* [Exercise prompt]:
Filter the data below for the string "Radiation" and copy each matching line.

* [Data provided]:
· · · · ·

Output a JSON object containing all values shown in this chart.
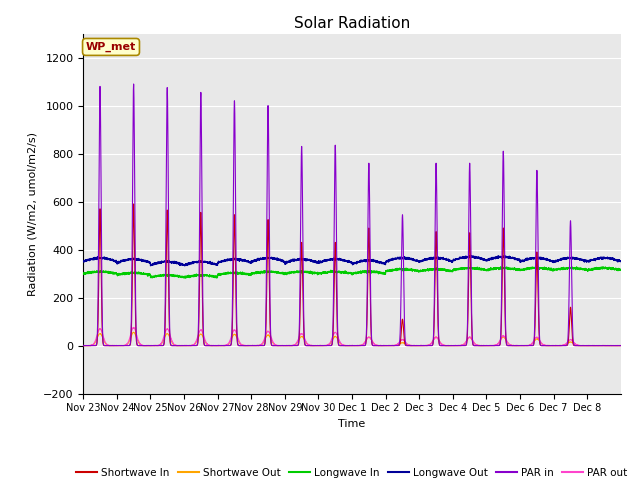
{
  "title": "Solar Radiation",
  "ylabel": "Radiation (W/m2, umol/m2/s)",
  "xlabel": "Time",
  "ylim": [
    -200,
    1300
  ],
  "yticks": [
    -200,
    0,
    200,
    400,
    600,
    800,
    1000,
    1200
  ],
  "fig_bg_color": "#ffffff",
  "plot_bg_color": "#e8e8e8",
  "n_days": 16,
  "day_labels": [
    "Nov 23",
    "Nov 24",
    "Nov 25",
    "Nov 26",
    "Nov 27",
    "Nov 28",
    "Nov 29",
    "Nov 30",
    "Dec 1",
    "Dec 2",
    "Dec 3",
    "Dec 4",
    "Dec 5",
    "Dec 6",
    "Dec 7",
    "Dec 8"
  ],
  "par_in_peaks": [
    1080,
    1090,
    1075,
    1055,
    1020,
    1000,
    830,
    835,
    760,
    545,
    760,
    760,
    810,
    730,
    520,
    0
  ],
  "sw_in_peaks": [
    570,
    590,
    565,
    555,
    545,
    525,
    430,
    430,
    490,
    110,
    475,
    470,
    490,
    390,
    160,
    0
  ],
  "par_out_peaks": [
    70,
    75,
    70,
    65,
    65,
    60,
    50,
    55,
    35,
    25,
    35,
    35,
    40,
    35,
    25,
    0
  ],
  "sw_out_peaks": [
    50,
    55,
    50,
    48,
    47,
    44,
    38,
    38,
    35,
    12,
    35,
    34,
    36,
    28,
    15,
    0
  ],
  "lw_in_values": [
    300,
    295,
    285,
    285,
    295,
    300,
    300,
    300,
    300,
    310,
    310,
    315,
    315,
    315,
    315,
    315
  ],
  "lw_out_values": [
    350,
    345,
    335,
    335,
    345,
    350,
    345,
    345,
    340,
    350,
    350,
    355,
    355,
    350,
    350,
    350
  ],
  "colors": {
    "sw_in": "#cc0000",
    "sw_out": "#ffa500",
    "lw_in": "#00cc00",
    "lw_out": "#000099",
    "par_in": "#8800cc",
    "par_out": "#ff44cc"
  },
  "annotation_text": "WP_met",
  "annotation_bg": "#ffffcc",
  "annotation_border": "#aa8800"
}
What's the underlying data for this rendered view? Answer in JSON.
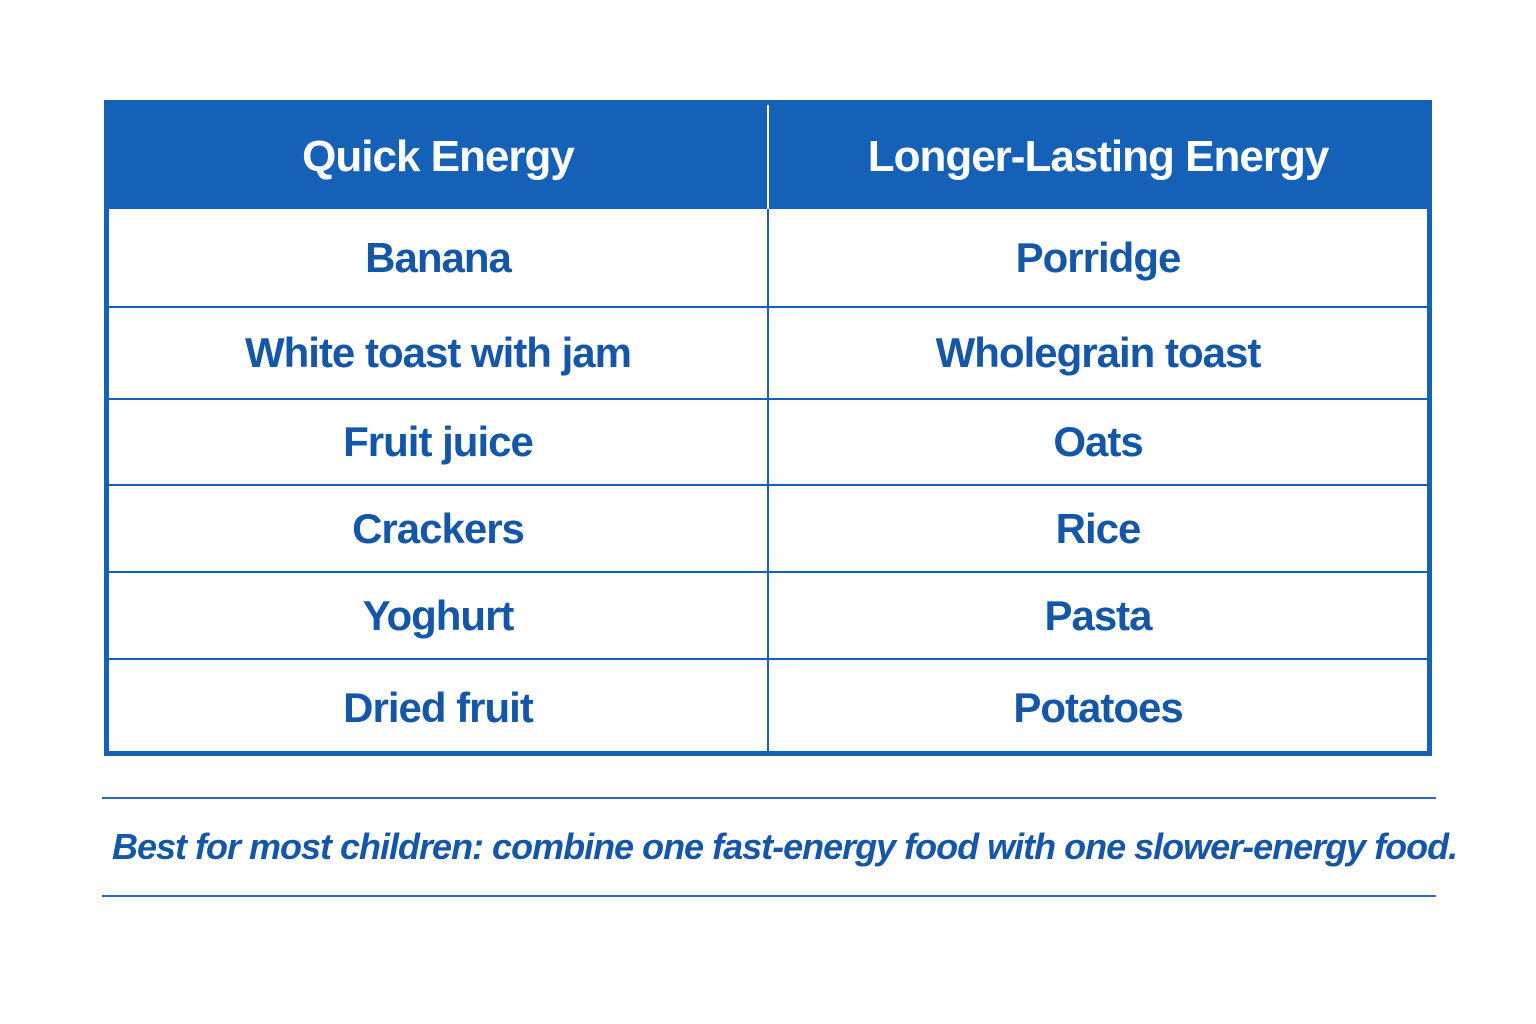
{
  "table": {
    "headers": [
      "Quick Energy",
      "Longer-Lasting Energy"
    ],
    "rows": [
      [
        "Banana",
        "Porridge"
      ],
      [
        "White toast with jam",
        "Wholegrain toast"
      ],
      [
        "Fruit juice",
        "Oats"
      ],
      [
        "Crackers",
        "Rice"
      ],
      [
        "Yoghurt",
        "Pasta"
      ],
      [
        "Dried fruit",
        "Potatoes"
      ]
    ]
  },
  "footnote": "Best for most children: combine one fast-energy food with one slower-energy food.",
  "colors": {
    "primary_blue": "#1661b8",
    "text_blue": "#1457a8",
    "background": "#ffffff"
  }
}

· · · · ·

* [Task result]:
  "title": "Solar Radiation",
  "ylabel": "Radiation (W/m2, umol/m2/s)",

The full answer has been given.